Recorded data
++++++++++++++++++++

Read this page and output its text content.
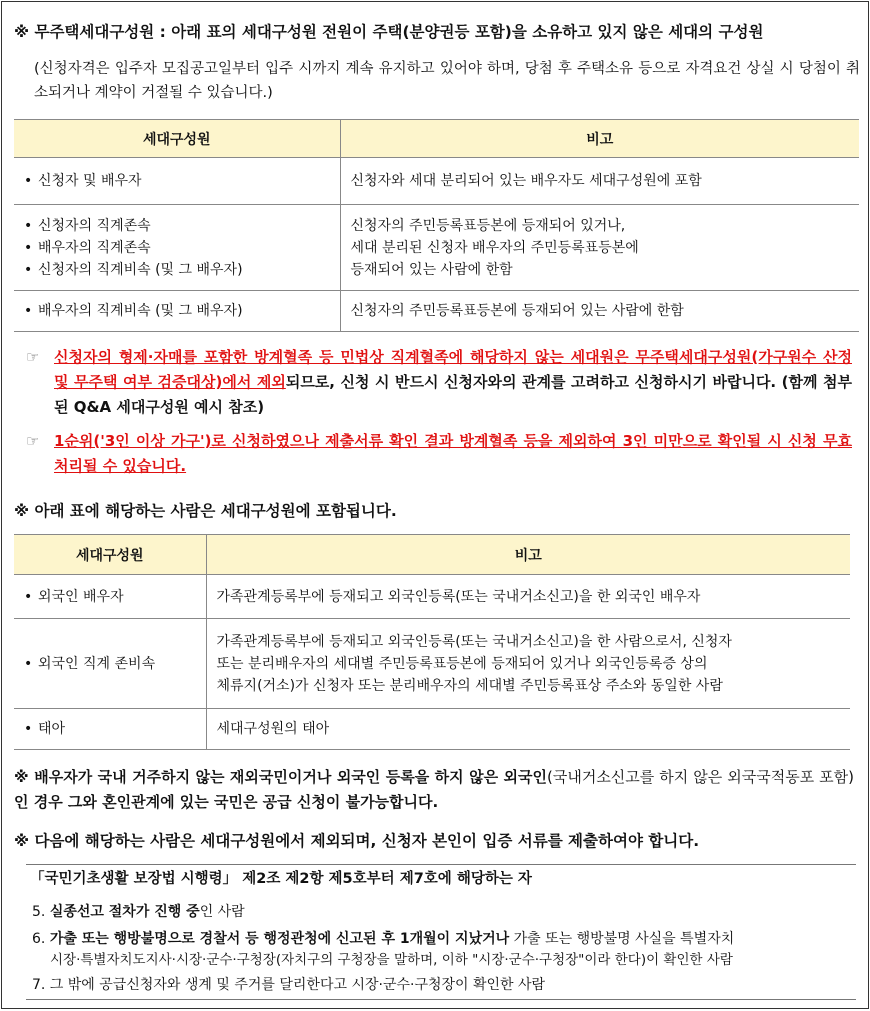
※ 무주택세대구성원 : 아래 표의 세대구성원 전원이 주택(분양권등 포함)을 소유하고 있지 않은 세대의 구성원
(신청자격은 입주자 모집공고일부터 입주 시까지 계속 유지하고 있어야 하며, 당첨 후 주택소유 등으로 자격요건 상실 시 당첨이 취소되거나 계약이 거절될 수 있습니다.)
세대구성원	비고

• 신청자 및 배우자	신청자와 세대 분리되어 있는 배우자도 세대구성원에 포함

• 신청자의 직계존속
• 배우자의 직계존속
• 신청자의 직계비속 (및 그 배우자)	신청자의 주민등록표등본에 등재되어 있거나,
세대 분리된 신청자 배우자의 주민등록표등본에
등재되어 있는 사람에 한함

• 배우자의 직계비속 (및 그 배우자)	신청자의 주민등록표등본에 등재되어 있는 사람에 한함
☞ 신청자의 형제·자매를 포함한 방계혈족 등 민법상 직계혈족에 해당하지 않는 세대원은 무주택세대구성원(가구원수 산정 및 무주택 여부 검증대상)에서 제외되므로, 신청 시 반드시 신청자와의 관계를 고려하고 신청하시기 바랍니다. (함께 첨부된 Q&A 세대구성원 예시 참조)
☞ 1순위('3인 이상 가구')로 신청하였으나 제출서류 확인 결과 방계혈족 등을 제외하여 3인 미만으로 확인될 시 신청 무효 처리될 수 있습니다.
※ 아래 표에 해당하는 사람은 세대구성원에 포함됩니다.
세대구성원	비고

• 외국인 배우자	가족관계등록부에 등재되고 외국인등록(또는 국내거소신고)을 한 외국인 배우자

• 외국인 직계 존비속	가족관계등록부에 등재되고 외국인등록(또는 국내거소신고)을 한 사람으로서, 신청자
또는 분리배우자의 세대별 주민등록표등본에 등재되어 있거나 외국인등록증 상의
체류지(거소)가 신청자 또는 분리배우자의 세대별 주민등록표상 주소와 동일한 사람

• 태아	세대구성원의 태아
※ 배우자가 국내 거주하지 않는 재외국민이거나 외국인 등록을 하지 않은 외국인(국내거소신고를 하지 않은 외국국적동포 포함)인 경우 그와 혼인관계에 있는 국민은 공급 신청이 불가능합니다.
※ 다음에 해당하는 사람은 세대구성원에서 제외되며, 신청자 본인이 입증 서류를 제출하여야 합니다.
「국민기초생활 보장법 시행령」 제2조 제2항 제5호부터 제7호에 해당하는 자
5. 실종선고 절차가 진행 중인 사람
6. 가출 또는 행방불명으로 경찰서 등 행정관청에 신고된 후 1개월이 지났거나 가출 또는 행방불명 사실을 특별자치
시장·특별자치도지사·시장·군수·구청장(자치구의 구청장을 말하며, 이하 "시장·군수·구청장"이라 한다)이 확인한 사람
7. 그 밖에 공급신청자와 생계 및 주거를 달리한다고 시장·군수·구청장이 확인한 사람
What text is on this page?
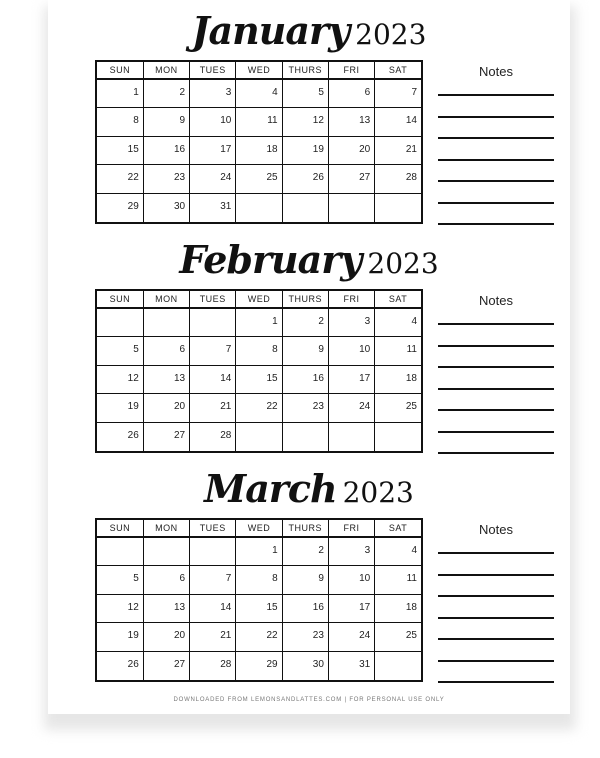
DOWNLOADED FROM LEMONSANDLATTES.COM | FOR PERSONAL USE ONLY
January 2023
SUN	MON	TUES	WED	THURS	FRI	SAT
1	2	3	4	5	6	7
8	9	10	11	12	13	14
15	16	17	18	19	20	21
22	23	24	25	26	27	28
29	30	31				
Notes
February 2023
SUN	MON	TUES	WED	THURS	FRI	SAT
			1	2	3	4
5	6	7	8	9	10	11
12	13	14	15	16	17	18
19	20	21	22	23	24	25
26	27	28				
Notes
March 2023
SUN	MON	TUES	WED	THURS	FRI	SAT
			1	2	3	4
5	6	7	8	9	10	11
12	13	14	15	16	17	18
19	20	21	22	23	24	25
26	27	28	29	30	31	
Notes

++++++++++++++++++++

*THE PROBLEM:* In the material above, show every line where the word "분리배우자의" turns up.

*TASK SOLUTION:*
또는 분리배우자의 세대별 주민등록표등본에 등재되어 있거나 외국인등록증 상의
체류지(거소)가 신청자 또는 분리배우자의 세대별 주민등록표상 주소와 동일한 사람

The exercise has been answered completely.